§ **Directive**: In the entries below, count the lines holding "Jumlah". Reply with the number only.

§ **Supplied information**:
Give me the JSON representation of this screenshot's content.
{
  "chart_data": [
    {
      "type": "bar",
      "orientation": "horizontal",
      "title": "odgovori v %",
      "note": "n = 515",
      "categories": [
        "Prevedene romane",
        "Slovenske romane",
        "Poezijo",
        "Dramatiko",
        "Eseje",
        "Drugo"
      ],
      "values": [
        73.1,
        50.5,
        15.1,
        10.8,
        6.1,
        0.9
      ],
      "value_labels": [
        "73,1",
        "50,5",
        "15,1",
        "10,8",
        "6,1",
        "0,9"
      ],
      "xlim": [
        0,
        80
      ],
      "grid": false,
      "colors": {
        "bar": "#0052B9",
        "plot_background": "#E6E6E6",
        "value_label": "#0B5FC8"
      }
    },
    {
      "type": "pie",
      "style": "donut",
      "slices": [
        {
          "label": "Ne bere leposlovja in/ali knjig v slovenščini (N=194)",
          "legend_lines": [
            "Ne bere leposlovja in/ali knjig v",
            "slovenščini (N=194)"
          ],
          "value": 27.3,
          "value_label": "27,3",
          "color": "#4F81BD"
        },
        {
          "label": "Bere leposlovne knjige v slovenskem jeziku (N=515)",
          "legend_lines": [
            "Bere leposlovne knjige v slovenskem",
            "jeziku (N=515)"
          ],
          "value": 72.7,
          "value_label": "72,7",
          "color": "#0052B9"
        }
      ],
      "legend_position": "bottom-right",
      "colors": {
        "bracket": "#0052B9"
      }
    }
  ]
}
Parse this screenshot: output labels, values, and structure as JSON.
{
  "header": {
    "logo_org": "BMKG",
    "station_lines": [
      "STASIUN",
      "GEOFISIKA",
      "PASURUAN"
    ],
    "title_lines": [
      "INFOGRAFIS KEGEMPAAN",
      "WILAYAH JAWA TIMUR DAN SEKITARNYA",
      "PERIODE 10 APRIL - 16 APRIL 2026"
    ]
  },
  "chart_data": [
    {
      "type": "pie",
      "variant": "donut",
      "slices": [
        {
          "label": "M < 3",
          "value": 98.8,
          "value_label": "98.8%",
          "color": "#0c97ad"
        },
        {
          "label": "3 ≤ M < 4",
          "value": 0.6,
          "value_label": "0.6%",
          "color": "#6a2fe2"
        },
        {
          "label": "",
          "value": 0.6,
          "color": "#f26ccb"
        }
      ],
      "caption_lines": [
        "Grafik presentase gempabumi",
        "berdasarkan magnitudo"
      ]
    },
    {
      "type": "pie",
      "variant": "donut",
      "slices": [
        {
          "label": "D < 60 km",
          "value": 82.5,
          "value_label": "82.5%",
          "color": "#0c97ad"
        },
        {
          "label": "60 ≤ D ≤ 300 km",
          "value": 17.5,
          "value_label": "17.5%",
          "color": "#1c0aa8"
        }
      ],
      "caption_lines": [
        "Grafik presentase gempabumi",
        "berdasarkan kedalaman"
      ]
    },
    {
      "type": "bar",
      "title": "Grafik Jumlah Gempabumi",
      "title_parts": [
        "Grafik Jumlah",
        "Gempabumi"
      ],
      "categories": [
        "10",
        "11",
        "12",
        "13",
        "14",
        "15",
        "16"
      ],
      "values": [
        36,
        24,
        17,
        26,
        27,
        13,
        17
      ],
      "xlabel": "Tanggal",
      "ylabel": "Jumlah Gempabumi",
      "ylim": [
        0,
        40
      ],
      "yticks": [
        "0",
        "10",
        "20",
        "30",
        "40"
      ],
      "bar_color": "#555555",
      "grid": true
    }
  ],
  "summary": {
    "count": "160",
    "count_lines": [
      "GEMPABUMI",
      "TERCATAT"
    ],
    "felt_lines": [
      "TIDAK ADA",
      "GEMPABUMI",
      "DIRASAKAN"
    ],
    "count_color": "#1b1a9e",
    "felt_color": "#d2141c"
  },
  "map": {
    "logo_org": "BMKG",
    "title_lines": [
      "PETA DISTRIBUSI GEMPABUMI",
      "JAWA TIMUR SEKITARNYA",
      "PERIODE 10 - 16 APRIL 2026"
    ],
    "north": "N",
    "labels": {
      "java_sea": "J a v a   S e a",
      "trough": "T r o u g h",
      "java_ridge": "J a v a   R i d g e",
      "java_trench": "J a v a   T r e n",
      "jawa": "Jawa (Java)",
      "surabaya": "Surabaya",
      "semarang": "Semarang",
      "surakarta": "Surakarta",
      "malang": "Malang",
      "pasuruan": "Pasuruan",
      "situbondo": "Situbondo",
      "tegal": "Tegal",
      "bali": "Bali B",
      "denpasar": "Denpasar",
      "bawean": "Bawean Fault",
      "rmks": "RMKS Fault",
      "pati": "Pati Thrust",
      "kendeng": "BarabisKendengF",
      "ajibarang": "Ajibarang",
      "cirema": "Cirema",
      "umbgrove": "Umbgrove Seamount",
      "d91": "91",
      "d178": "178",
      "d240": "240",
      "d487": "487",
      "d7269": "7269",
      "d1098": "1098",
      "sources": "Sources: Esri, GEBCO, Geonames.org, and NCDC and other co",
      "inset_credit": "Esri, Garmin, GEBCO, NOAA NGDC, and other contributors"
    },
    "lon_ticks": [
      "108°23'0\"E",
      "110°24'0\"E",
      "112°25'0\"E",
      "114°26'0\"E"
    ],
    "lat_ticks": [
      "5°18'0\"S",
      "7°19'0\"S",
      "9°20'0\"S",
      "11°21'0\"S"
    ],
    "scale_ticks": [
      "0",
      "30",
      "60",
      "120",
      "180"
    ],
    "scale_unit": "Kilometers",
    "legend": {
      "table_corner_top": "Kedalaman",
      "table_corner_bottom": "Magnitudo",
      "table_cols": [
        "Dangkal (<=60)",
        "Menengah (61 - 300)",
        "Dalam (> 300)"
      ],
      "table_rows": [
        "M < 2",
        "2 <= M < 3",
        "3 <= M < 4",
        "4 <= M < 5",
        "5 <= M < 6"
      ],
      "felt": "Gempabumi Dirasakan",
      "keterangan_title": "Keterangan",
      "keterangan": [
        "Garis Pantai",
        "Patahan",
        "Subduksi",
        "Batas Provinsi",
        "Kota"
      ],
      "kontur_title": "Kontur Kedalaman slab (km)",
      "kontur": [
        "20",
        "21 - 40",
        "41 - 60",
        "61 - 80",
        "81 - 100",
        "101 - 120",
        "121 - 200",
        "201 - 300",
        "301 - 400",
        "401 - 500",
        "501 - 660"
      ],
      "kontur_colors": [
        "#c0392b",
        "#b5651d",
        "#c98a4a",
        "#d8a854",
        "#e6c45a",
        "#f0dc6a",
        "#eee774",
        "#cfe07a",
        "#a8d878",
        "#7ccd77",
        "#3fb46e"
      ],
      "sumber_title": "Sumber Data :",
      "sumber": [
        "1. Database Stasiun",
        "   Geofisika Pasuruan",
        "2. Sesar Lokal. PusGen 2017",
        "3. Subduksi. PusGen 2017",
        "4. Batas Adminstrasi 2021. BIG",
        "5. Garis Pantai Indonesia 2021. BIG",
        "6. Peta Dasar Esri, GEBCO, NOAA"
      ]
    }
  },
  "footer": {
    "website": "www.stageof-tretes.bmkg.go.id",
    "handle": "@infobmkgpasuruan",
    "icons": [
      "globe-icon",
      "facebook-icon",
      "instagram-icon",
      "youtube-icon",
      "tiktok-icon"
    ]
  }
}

§ **Response below**: 3